Davacı vekili istinaf dilekçesinde özetle; mahkemenin belirsiz alacak davası olarak yargılama yapmadığı, talep edilen maddi tazminatı manevi tazminat olarak yorumlayarak ayrı ayrı hüküm kurduğu, Nafia Meclisi kararında kar oranının %25 olarak belirlendiği, bunun %15’inin genel masraflar olduğu, kar oranının %15 yerine %4 olarak değerlendirilmesinin doğru olmadığı, Bakanlık kararnamesiyle net kararın %10 olarak belirlendiği, ihale bedelinin %10 oranında olmakla karın 116.000 TL olması gerektiği, güncellemenin hesabın yapıldığı 12.02.2019 tarihi itibariyle yapılması gerekirken dava tarihi itibariyle yapıldığı, manevi tazminat talebine ilişkin karar gerekçesinin eksik incelemeyle oluşturulduğu nedenleriyle mahkeme kararının kaldırılmasına karar verilmesini talep etmiştir.
Davalı vekili istinaf dilekçesinde özetle; mahkemece yetki, görev ve zamanaşımı itirazları değerlendirilmeden karar verildiği, iki rapor arasında çelişki bulunduğu, çelişki giderilmeden karar verildiği, sözleşmenin Bakanlık ile … arasında yapılan 10.06.2003 tarihli protokole dayandığı ve protokolde …’nin projeleri hazırlaması, … Müdürlüğü’nün onayı ile kesin izin verildiği tarihte yürürlüğe gireceğinin kararlaştırıldığı, davacıyla düzenlenen 23.09.2005 tarihli protokolde davacının yer tesliminin belirtilen izne bağlı olduğunu kabul ettiği, … ile … Müdürlüğü’nün yükümlülüklerini yerine getirmediği, husumetin ihbar edilenlere yöneltilmesi gerektiği, talep edilen zararların menfi zarar mı, müsbet zarar mı olduğunun anlaşılamadığı, hem ihale masraflarının hem de kar kaybının talep edilemeyeceği, sözleşmenin anahtar teslim olduğu, ayrıca fiilen başlamış bir iş bulunmadığı için fiyat farkı uygulanamayacağı, itiraz ettikleri ilk raporda davacının yer teslimi yapılmayan işle ilgili olarak masrafların güncellenmiş bedeli dışında talepte bulunamayacağının açıkça ifade edildiği, davacının yer tesliminin izne bağlı olduğunu bildiği, yıllar geçmesine rağmen sözleşmeyi sonlandırmadığından kar kaybı da isteyemeyeceği nedenleriyle mahkeme kararının kaldırılmasına karar verilmesini talep etmiştir.

Bölge ve etiket listeleri:
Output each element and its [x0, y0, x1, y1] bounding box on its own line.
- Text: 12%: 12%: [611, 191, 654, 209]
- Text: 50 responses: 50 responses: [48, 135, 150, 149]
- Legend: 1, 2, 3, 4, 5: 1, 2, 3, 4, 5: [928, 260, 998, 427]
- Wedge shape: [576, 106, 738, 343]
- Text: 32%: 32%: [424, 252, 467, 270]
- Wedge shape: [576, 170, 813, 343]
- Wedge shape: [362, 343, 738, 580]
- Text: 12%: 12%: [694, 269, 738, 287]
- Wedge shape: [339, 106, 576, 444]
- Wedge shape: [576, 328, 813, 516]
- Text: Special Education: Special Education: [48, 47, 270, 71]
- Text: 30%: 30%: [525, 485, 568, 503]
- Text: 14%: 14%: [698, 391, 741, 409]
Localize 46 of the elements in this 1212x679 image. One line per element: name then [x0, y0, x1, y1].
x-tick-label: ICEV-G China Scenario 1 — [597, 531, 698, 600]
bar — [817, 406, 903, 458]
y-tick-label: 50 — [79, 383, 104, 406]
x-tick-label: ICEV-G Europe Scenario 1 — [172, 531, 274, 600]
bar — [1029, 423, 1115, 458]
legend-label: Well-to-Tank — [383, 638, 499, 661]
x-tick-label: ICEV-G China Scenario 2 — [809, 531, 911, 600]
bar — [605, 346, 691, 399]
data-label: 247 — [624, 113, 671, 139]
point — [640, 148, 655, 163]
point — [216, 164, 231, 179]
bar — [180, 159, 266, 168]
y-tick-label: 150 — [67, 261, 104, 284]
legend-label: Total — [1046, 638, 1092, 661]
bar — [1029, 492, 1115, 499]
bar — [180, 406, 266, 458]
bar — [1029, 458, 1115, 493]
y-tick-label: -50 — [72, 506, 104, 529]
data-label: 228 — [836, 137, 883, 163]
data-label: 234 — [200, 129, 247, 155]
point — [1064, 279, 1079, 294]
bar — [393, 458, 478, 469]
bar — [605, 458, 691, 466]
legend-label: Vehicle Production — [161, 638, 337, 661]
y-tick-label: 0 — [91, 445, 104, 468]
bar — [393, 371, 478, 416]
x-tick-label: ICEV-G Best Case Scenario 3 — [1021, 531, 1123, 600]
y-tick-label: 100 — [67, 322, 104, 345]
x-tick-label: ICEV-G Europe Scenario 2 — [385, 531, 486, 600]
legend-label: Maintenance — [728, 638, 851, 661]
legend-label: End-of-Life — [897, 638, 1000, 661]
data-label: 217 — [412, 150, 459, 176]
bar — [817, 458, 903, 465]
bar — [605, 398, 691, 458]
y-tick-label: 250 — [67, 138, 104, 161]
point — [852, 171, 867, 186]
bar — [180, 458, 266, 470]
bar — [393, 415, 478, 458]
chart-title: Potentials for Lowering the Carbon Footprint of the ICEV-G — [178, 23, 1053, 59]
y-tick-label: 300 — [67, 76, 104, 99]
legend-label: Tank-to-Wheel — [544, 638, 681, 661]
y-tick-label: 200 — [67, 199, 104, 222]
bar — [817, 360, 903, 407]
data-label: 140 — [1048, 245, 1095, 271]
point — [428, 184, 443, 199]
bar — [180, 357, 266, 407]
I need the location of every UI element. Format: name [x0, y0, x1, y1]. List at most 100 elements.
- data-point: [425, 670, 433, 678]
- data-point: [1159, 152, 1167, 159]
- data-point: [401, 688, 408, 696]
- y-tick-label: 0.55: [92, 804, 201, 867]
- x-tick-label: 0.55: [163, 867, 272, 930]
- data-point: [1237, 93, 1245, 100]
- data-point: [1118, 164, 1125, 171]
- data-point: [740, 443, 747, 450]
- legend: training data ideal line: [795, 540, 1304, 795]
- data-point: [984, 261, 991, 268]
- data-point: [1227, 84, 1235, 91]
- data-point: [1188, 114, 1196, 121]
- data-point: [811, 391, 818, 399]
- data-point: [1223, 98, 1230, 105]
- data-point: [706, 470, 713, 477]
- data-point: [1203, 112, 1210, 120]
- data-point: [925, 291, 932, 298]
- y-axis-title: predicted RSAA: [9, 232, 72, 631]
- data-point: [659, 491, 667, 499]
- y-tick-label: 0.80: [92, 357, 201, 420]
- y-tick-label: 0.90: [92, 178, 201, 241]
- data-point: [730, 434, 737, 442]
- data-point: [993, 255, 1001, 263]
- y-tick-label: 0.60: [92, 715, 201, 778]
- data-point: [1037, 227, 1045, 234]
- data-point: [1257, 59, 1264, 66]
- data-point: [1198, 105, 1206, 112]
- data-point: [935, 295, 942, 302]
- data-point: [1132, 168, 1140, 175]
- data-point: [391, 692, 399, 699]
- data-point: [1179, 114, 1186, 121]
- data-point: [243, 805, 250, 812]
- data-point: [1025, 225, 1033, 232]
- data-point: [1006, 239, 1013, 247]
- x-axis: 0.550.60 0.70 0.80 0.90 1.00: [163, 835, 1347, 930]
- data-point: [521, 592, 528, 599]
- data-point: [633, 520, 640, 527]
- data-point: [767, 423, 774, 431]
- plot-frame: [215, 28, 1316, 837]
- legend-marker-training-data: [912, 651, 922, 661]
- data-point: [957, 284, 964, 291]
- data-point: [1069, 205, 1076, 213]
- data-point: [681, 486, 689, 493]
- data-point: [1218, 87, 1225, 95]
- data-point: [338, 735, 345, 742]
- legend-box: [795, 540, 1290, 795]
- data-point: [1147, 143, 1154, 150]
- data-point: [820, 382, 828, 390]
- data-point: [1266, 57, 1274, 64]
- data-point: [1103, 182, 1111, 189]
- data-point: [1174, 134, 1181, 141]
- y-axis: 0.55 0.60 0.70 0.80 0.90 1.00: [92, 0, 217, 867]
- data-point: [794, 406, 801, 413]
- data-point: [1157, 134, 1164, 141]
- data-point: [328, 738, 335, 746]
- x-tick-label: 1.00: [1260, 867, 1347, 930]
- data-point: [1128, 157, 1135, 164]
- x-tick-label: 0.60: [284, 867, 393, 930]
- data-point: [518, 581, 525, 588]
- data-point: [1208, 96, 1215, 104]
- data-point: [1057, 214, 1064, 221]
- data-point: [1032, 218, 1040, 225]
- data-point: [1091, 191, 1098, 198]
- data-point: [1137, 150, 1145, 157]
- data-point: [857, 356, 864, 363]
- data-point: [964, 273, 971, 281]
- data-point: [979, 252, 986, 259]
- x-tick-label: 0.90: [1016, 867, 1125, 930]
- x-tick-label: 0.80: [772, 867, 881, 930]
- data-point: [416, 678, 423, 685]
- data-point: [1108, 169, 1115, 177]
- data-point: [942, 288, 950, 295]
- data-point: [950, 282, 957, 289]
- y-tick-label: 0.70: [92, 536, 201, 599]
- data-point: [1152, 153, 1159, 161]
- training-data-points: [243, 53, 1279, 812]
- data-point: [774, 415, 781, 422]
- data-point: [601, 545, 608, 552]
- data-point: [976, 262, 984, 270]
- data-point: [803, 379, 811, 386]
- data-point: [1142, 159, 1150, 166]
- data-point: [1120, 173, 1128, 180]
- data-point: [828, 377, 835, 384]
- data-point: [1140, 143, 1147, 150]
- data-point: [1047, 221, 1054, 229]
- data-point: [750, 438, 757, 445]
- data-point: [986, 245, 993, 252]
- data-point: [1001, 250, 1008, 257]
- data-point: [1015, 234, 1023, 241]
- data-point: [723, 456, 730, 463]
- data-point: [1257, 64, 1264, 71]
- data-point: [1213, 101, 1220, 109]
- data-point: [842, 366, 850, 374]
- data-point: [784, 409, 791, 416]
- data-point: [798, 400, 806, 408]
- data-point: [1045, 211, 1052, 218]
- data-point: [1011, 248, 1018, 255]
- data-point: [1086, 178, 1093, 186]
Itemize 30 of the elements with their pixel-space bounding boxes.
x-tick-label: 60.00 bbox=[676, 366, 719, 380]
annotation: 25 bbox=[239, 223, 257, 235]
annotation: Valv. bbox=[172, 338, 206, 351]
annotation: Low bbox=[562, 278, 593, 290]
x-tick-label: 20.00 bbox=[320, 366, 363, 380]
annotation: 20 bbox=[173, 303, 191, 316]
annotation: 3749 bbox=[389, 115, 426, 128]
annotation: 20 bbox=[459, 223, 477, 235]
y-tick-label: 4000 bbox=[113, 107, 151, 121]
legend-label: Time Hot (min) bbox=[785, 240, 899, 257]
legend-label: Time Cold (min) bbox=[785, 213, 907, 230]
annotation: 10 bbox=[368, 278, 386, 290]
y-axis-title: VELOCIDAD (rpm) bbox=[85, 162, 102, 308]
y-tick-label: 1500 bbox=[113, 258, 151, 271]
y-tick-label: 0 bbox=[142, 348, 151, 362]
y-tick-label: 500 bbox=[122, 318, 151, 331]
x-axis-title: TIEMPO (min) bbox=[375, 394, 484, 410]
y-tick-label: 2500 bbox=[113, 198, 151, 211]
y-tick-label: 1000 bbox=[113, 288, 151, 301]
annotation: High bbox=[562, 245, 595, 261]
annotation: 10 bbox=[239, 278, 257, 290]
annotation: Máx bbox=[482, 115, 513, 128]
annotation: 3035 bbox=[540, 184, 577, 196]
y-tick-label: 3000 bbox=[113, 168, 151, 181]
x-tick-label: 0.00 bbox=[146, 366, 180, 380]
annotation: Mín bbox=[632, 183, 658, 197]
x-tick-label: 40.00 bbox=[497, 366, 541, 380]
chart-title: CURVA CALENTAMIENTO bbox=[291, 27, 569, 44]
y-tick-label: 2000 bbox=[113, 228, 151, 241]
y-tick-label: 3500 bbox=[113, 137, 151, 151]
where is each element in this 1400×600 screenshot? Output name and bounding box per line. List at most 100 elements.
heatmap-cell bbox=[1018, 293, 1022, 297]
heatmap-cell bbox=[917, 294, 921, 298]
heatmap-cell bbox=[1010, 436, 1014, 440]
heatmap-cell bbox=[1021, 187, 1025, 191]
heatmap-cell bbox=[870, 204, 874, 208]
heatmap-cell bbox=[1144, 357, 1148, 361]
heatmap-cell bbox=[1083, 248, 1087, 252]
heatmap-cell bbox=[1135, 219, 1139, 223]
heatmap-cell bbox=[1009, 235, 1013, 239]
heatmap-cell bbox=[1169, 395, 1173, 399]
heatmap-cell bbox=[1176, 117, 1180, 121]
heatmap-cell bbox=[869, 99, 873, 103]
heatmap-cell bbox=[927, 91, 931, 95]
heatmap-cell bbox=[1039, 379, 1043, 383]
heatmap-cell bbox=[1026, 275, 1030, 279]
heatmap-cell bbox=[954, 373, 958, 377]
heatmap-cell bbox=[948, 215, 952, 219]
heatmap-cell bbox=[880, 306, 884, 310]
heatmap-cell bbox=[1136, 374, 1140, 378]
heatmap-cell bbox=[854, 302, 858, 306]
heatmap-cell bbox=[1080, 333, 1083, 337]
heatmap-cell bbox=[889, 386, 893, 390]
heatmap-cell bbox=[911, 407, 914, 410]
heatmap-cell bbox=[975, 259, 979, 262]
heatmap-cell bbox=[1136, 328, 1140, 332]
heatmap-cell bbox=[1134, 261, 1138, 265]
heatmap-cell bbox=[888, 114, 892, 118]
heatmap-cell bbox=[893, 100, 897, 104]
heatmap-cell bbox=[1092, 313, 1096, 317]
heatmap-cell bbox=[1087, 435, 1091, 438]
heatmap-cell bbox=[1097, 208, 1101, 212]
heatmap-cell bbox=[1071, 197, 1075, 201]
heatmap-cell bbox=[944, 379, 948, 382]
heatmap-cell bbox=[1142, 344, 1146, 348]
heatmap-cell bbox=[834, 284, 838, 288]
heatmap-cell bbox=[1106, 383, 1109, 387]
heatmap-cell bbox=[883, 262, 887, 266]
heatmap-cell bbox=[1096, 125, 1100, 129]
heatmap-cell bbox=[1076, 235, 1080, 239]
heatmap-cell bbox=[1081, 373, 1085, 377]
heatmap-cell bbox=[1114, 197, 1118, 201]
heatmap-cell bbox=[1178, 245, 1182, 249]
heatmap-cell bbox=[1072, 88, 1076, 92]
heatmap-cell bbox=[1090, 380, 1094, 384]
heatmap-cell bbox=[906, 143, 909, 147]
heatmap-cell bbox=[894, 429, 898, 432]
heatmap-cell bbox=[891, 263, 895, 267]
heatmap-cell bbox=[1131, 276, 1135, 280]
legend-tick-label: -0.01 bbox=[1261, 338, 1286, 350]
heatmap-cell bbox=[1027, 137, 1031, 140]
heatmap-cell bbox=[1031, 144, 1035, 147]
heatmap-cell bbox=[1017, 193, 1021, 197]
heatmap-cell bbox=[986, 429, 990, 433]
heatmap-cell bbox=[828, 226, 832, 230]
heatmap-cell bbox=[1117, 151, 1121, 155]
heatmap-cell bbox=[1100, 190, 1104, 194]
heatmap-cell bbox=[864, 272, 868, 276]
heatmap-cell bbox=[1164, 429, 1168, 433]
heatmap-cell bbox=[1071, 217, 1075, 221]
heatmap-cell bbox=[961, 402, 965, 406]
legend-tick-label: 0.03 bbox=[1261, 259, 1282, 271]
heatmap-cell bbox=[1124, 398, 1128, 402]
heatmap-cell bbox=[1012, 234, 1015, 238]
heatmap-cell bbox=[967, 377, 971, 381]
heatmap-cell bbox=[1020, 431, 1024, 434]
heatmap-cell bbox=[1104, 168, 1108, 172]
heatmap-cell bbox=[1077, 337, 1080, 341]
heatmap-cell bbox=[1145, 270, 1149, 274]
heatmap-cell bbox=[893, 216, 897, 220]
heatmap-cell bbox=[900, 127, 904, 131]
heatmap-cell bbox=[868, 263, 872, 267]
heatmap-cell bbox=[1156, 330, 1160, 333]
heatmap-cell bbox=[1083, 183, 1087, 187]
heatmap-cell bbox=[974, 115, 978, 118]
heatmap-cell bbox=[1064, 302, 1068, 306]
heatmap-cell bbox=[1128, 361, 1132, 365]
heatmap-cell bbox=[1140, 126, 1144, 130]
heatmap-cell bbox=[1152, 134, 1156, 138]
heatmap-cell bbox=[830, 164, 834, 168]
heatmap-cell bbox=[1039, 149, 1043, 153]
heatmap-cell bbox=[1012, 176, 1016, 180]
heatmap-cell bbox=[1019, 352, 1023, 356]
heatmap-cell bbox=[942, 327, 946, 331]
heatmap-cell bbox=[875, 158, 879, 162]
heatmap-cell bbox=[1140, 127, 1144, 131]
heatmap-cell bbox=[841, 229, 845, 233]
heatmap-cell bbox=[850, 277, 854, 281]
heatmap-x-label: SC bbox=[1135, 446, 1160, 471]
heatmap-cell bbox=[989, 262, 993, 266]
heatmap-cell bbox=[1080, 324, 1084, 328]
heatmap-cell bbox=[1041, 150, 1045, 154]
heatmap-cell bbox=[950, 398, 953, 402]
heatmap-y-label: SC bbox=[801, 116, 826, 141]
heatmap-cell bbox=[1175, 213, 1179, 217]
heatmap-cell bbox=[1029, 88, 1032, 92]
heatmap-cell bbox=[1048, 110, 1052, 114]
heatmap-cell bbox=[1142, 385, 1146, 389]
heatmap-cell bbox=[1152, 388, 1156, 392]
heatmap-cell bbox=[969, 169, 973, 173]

* [Alıştırma] Lütfen istinaf dilekçeleri metnine son cümlesinden sonra devam edin. Bu veriler, istinaf dilekçeleri metninden ayrı bir malzemedir.

* [Nihai Sonuç]
Dava eser sözleşmesinden kaynaklanan tazminat istemine ilişkin olup, mahkemece davanın kısmen kabulüne dair verilen karara karşı taraf vekillerince istinaf kanun yoluna başvurulmuştur.
İnceleme, Hukuk Muhakemeleri Kanunu (HMK) 355. madde hükmü uyarınca istinaf dilekçesinde belirtilen sebeplerle sınırlı olarak ve kamu düzenine aykırı hususların olup olmadığı gözetilerek yapılmıştır.
Davacı vekilinin istinaf nedenlerinin incelenmesinde; mahkemece, dosya kapsamındaki bilgi, belge ve toplanan deliller değerlendirilerek yasal düzenlemelere uygun ve isabetli gerekçeyle karar verilmiş olduğu, ileri sürülen istinaf sebepleri dikkate alındığında mahkeme kararında usul ve esas yönünden yasaya aykırılık bulunmadığı anlaşılmakla davacı vekilinin istinaf başvurusunun esastan reddine karar verilmesi gerekmiştir.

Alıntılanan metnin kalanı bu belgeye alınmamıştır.